INSTRUCTIONS TO FOLLOW.
Copy out all the lines where "Depth" shows up.
═════ SUPPLIED MATERIAL
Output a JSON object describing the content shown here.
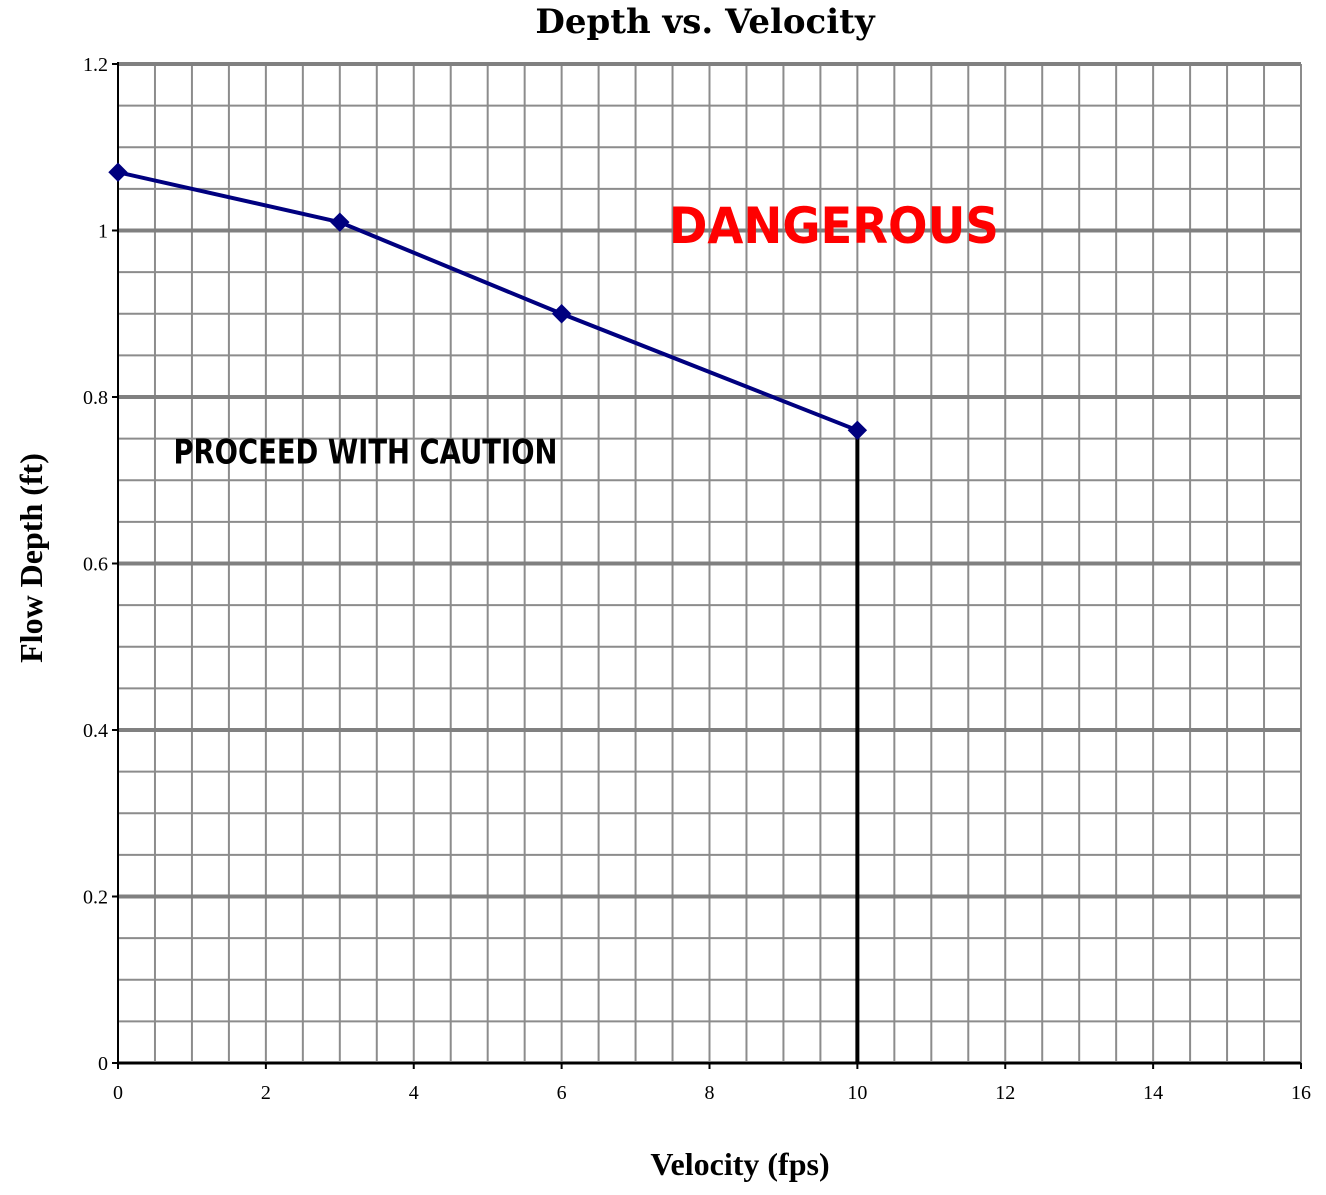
{
  "chart_data": {
    "type": "line",
    "title": "Depth vs. Velocity",
    "xlabel": "Velocity (fps)",
    "ylabel": "Flow Depth (ft)",
    "xlim": [
      0,
      16
    ],
    "ylim": [
      0,
      1.2
    ],
    "x_ticks": [
      "0",
      "2",
      "4",
      "6",
      "8",
      "10",
      "12",
      "14",
      "16"
    ],
    "y_ticks": [
      "0",
      "0.2",
      "0.4",
      "0.6",
      "0.8",
      "1",
      "1.2"
    ],
    "x_tick_values": [
      0,
      2,
      4,
      6,
      8,
      10,
      12,
      14,
      16
    ],
    "y_tick_values": [
      0,
      0.2,
      0.4,
      0.6,
      0.8,
      1.0,
      1.2
    ],
    "grid": true,
    "series": [
      {
        "x": [
          0,
          3,
          6,
          10
        ],
        "y": [
          1.07,
          1.01,
          0.9,
          0.76
        ],
        "color": "#00007f",
        "marker": "diamond"
      }
    ],
    "reference_line": {
      "x": 10,
      "y": [
        0,
        0.76
      ],
      "color": "#000000"
    },
    "annotations": [
      {
        "text": "PROCEED WITH CAUTION",
        "x": 0.75,
        "y": 0.72,
        "color": "#000000"
      },
      {
        "text": "DANGEROUS",
        "x": 7.45,
        "y": 0.985,
        "color": "#ff0000"
      }
    ]
  }
}
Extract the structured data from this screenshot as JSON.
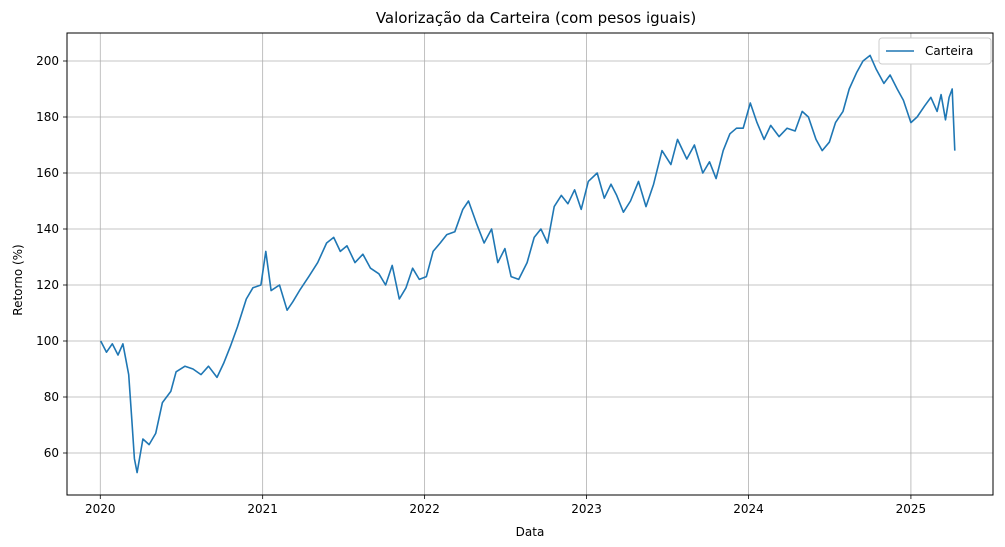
{
  "chart_data": {
    "type": "line",
    "title": "Valorização da Carteira (com pesos iguais)",
    "xlabel": "Data",
    "ylabel": "Retorno (%)",
    "xlim": [
      "2019-10-18",
      "2025-07-05"
    ],
    "ylim": [
      45,
      210
    ],
    "xticks": [
      "2020",
      "2021",
      "2022",
      "2023",
      "2024",
      "2025"
    ],
    "yticks": [
      60,
      80,
      100,
      120,
      140,
      160,
      180,
      200
    ],
    "grid": true,
    "legend_position": "top-right",
    "line_color": "#1f77b4",
    "series": [
      {
        "name": "Carteira",
        "x": [
          "2020-01-02",
          "2020-01-15",
          "2020-01-28",
          "2020-02-10",
          "2020-02-21",
          "2020-03-05",
          "2020-03-12",
          "2020-03-18",
          "2020-03-24",
          "2020-04-06",
          "2020-04-20",
          "2020-05-05",
          "2020-05-20",
          "2020-06-08",
          "2020-06-20",
          "2020-07-10",
          "2020-07-28",
          "2020-08-15",
          "2020-09-01",
          "2020-09-20",
          "2020-10-05",
          "2020-10-20",
          "2020-11-05",
          "2020-11-25",
          "2020-12-10",
          "2020-12-28",
          "2021-01-08",
          "2021-01-20",
          "2021-02-08",
          "2021-02-25",
          "2021-03-10",
          "2021-03-25",
          "2021-04-15",
          "2021-05-05",
          "2021-05-25",
          "2021-06-10",
          "2021-06-25",
          "2021-07-10",
          "2021-07-28",
          "2021-08-15",
          "2021-09-01",
          "2021-09-20",
          "2021-10-05",
          "2021-10-20",
          "2021-11-05",
          "2021-11-20",
          "2021-12-05",
          "2021-12-20",
          "2022-01-05",
          "2022-01-20",
          "2022-02-05",
          "2022-02-20",
          "2022-03-10",
          "2022-03-28",
          "2022-04-10",
          "2022-04-28",
          "2022-05-15",
          "2022-06-01",
          "2022-06-15",
          "2022-07-01",
          "2022-07-15",
          "2022-08-01",
          "2022-08-20",
          "2022-09-05",
          "2022-09-20",
          "2022-10-05",
          "2022-10-20",
          "2022-11-05",
          "2022-11-20",
          "2022-12-05",
          "2022-12-20",
          "2023-01-05",
          "2023-01-25",
          "2023-02-10",
          "2023-02-25",
          "2023-03-10",
          "2023-03-25",
          "2023-04-10",
          "2023-04-28",
          "2023-05-15",
          "2023-06-01",
          "2023-06-20",
          "2023-07-10",
          "2023-07-25",
          "2023-08-15",
          "2023-09-01",
          "2023-09-20",
          "2023-10-05",
          "2023-10-20",
          "2023-11-05",
          "2023-11-20",
          "2023-12-05",
          "2023-12-20",
          "2024-01-05",
          "2024-01-20",
          "2024-02-05",
          "2024-02-20",
          "2024-03-10",
          "2024-03-28",
          "2024-04-15",
          "2024-05-01",
          "2024-05-15",
          "2024-06-01",
          "2024-06-15",
          "2024-07-01",
          "2024-07-15",
          "2024-08-01",
          "2024-08-15",
          "2024-09-01",
          "2024-09-15",
          "2024-10-01",
          "2024-10-15",
          "2024-11-01",
          "2024-11-15",
          "2024-12-01",
          "2024-12-15",
          "2025-01-01",
          "2025-01-15",
          "2025-02-01",
          "2025-02-15",
          "2025-03-01",
          "2025-03-10",
          "2025-03-20",
          "2025-03-28",
          "2025-04-04",
          "2025-04-10"
        ],
        "values": [
          100,
          96,
          99,
          95,
          99,
          88,
          72,
          58,
          53,
          65,
          63,
          67,
          78,
          82,
          89,
          91,
          90,
          88,
          91,
          87,
          92,
          98,
          105,
          115,
          119,
          120,
          132,
          118,
          120,
          111,
          114,
          118,
          123,
          128,
          135,
          137,
          132,
          134,
          128,
          131,
          126,
          124,
          120,
          127,
          115,
          119,
          126,
          122,
          123,
          132,
          135,
          138,
          139,
          147,
          150,
          142,
          135,
          140,
          128,
          133,
          123,
          122,
          128,
          137,
          140,
          135,
          148,
          152,
          149,
          154,
          147,
          157,
          160,
          151,
          156,
          152,
          146,
          150,
          157,
          148,
          156,
          168,
          163,
          172,
          165,
          170,
          160,
          164,
          158,
          168,
          174,
          176,
          176,
          185,
          178,
          172,
          177,
          173,
          176,
          175,
          182,
          180,
          172,
          168,
          171,
          178,
          182,
          190,
          196,
          200,
          202,
          197,
          192,
          195,
          190,
          186,
          178,
          180,
          184,
          187,
          182,
          188,
          179,
          187,
          190,
          168
        ]
      }
    ]
  }
}
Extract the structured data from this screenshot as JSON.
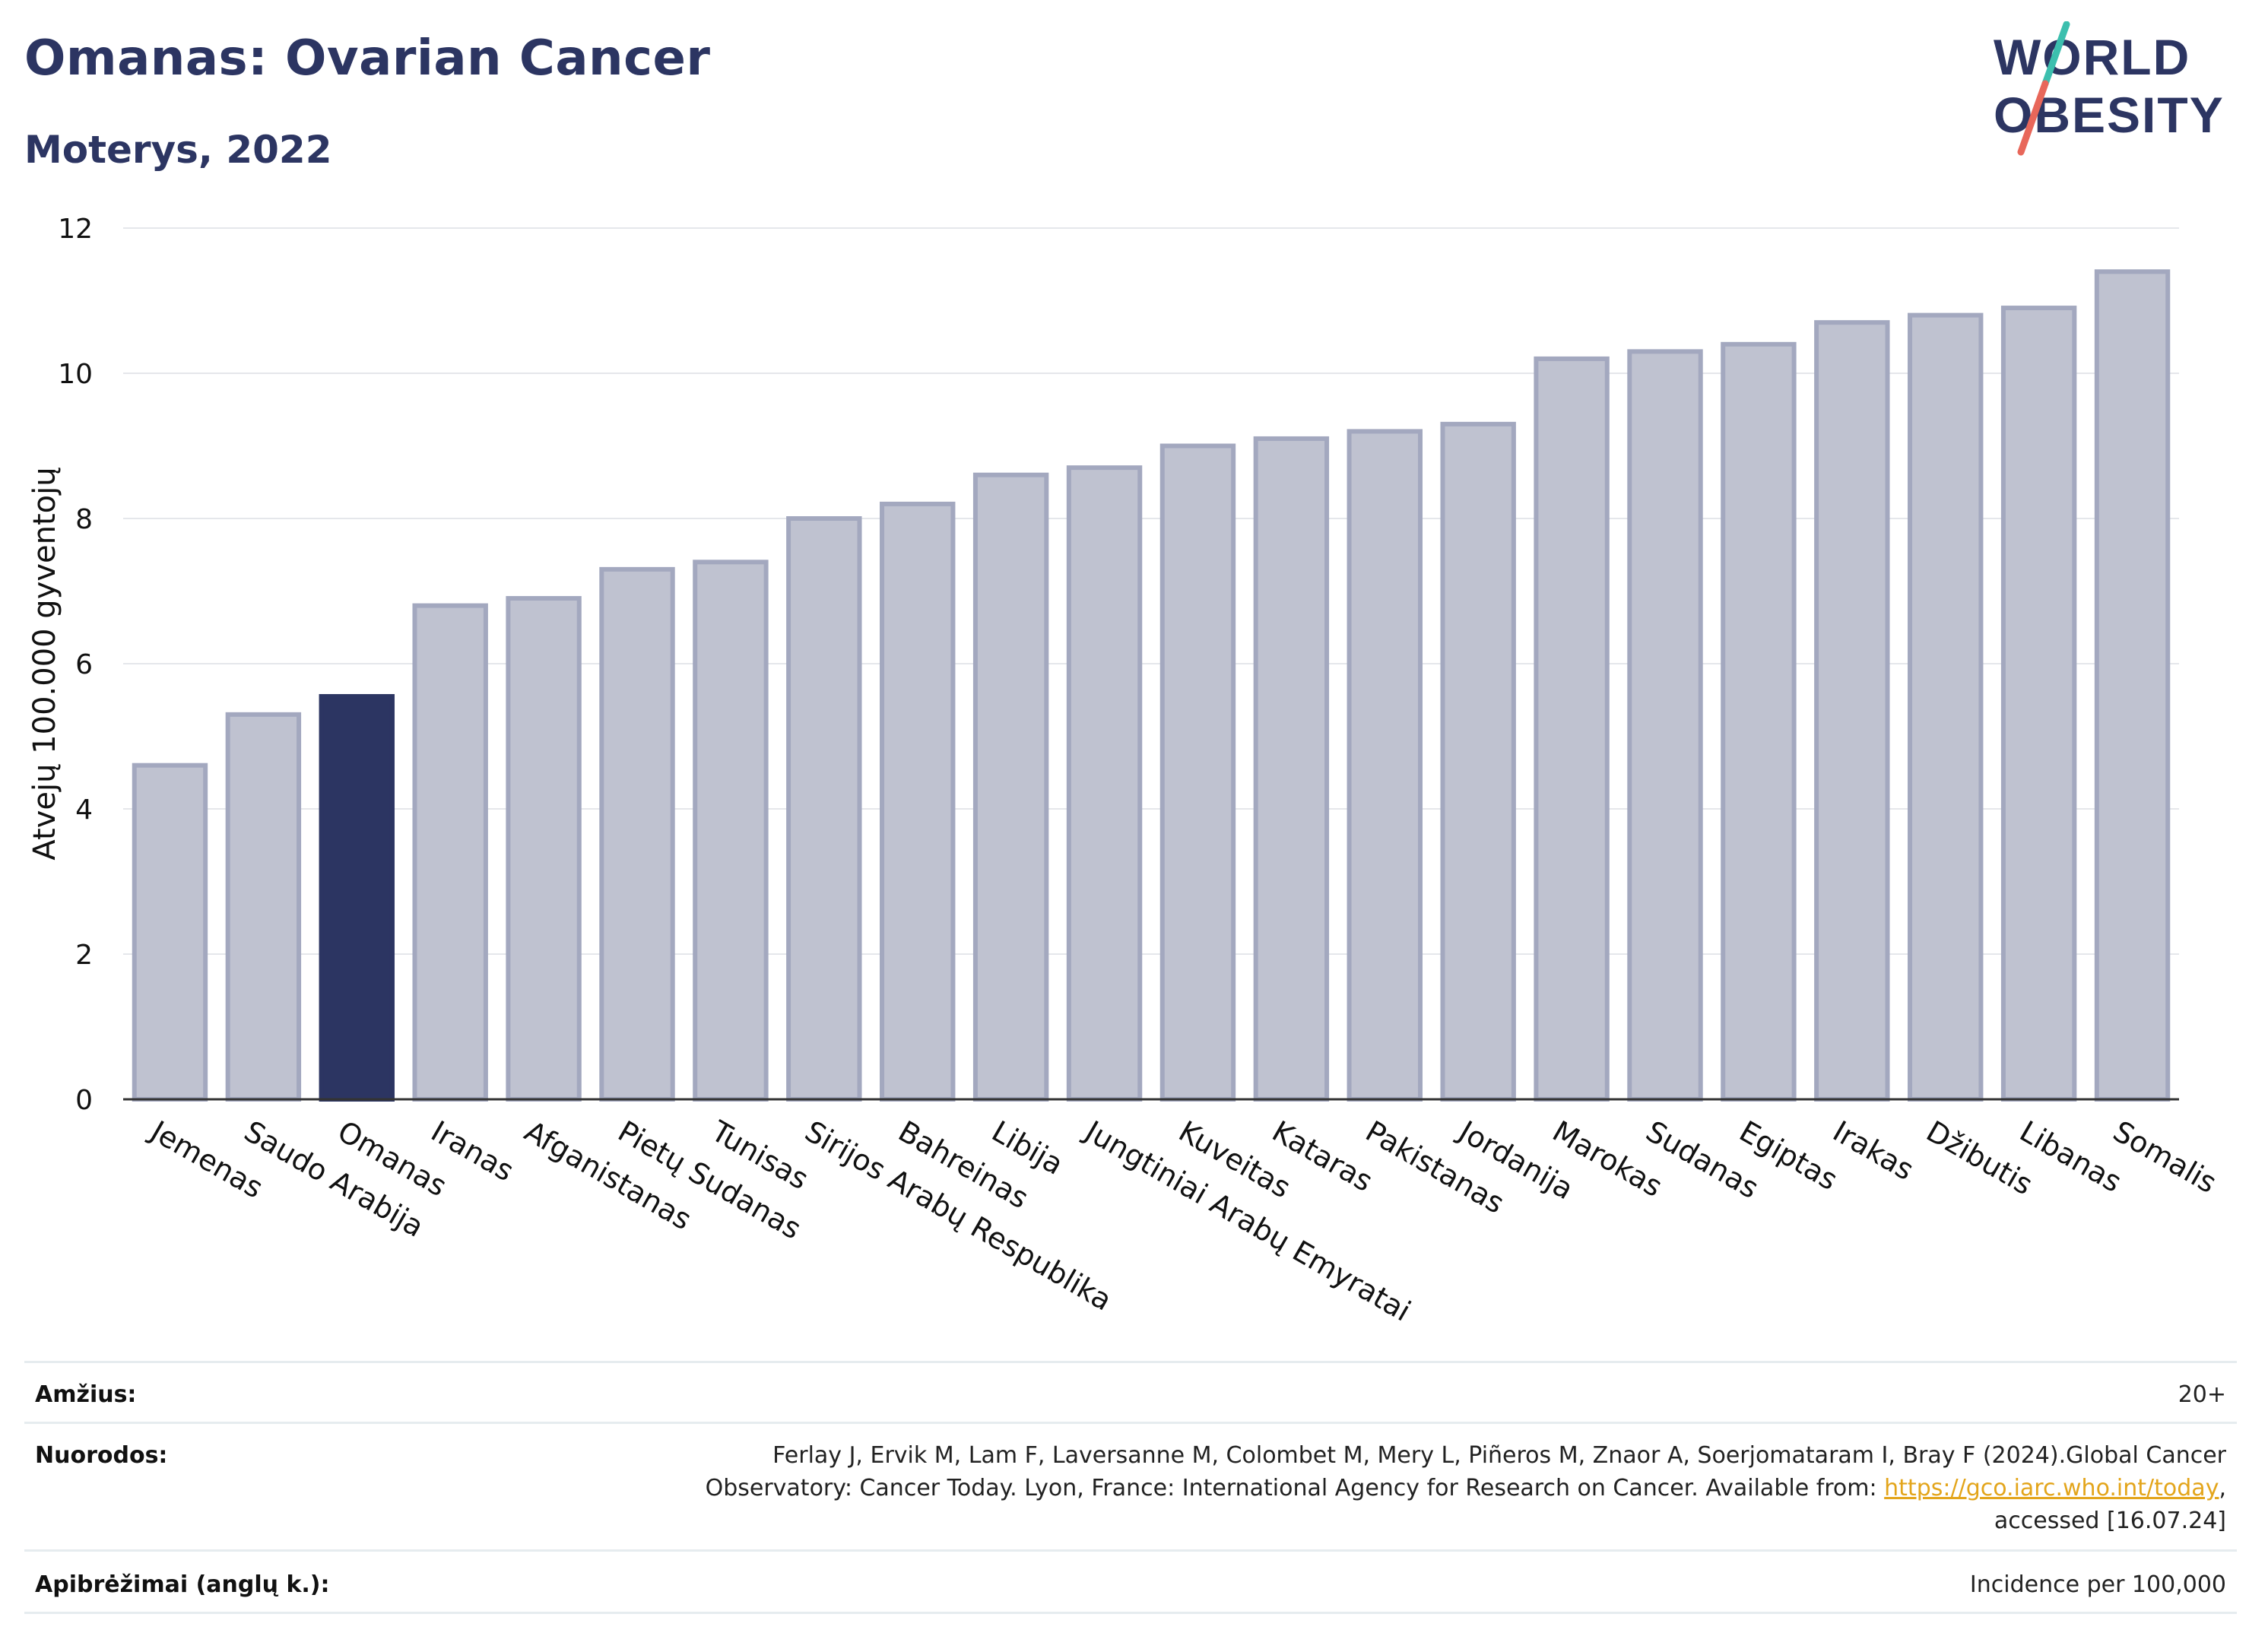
══════════
WORKED ANSWER.
    "title": "Depth vs. Velocity",
    "ylabel": "Flow Depth (ft)",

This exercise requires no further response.